▶ [Information provided]:
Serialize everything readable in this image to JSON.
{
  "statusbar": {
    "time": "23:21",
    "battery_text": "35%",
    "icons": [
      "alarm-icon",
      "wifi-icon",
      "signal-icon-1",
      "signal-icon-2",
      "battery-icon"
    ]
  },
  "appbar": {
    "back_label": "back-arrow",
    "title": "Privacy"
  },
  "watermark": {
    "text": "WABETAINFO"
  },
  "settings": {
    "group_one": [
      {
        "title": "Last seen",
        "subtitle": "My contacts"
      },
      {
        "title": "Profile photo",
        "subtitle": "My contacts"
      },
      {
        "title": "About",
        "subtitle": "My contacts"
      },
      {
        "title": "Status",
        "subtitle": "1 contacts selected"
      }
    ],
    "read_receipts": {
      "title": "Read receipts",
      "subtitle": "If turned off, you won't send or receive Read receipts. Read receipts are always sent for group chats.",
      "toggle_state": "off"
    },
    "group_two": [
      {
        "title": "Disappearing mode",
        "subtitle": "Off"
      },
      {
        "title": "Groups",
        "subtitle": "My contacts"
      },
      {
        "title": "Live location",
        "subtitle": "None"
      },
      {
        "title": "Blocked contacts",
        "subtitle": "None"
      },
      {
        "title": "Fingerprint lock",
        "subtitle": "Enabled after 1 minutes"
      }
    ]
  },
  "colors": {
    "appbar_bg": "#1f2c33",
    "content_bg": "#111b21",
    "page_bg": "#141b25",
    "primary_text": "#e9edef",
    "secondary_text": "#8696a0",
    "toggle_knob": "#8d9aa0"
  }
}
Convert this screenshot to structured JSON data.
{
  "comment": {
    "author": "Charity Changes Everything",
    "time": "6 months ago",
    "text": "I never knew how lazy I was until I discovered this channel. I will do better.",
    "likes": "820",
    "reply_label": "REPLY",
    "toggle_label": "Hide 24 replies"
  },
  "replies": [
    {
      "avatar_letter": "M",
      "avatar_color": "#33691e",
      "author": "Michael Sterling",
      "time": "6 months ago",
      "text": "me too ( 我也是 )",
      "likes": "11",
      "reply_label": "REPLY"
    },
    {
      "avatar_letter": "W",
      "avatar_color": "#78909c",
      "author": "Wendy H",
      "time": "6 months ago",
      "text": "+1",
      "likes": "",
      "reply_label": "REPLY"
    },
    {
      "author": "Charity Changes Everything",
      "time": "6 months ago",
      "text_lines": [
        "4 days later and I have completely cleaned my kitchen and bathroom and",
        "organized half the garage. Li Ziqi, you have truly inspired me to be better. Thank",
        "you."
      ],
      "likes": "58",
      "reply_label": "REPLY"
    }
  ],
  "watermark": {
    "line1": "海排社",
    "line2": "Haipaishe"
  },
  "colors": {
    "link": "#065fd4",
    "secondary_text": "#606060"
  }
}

▶ [Task description]:
Locate each line containing the string "better" and show it.

▶ [Task output]:
    "text": "I never knew how lazy I was until I discovered this channel. I will do better.",
        "organized half the garage. Li Ziqi, you have truly inspired me to be better. Thank",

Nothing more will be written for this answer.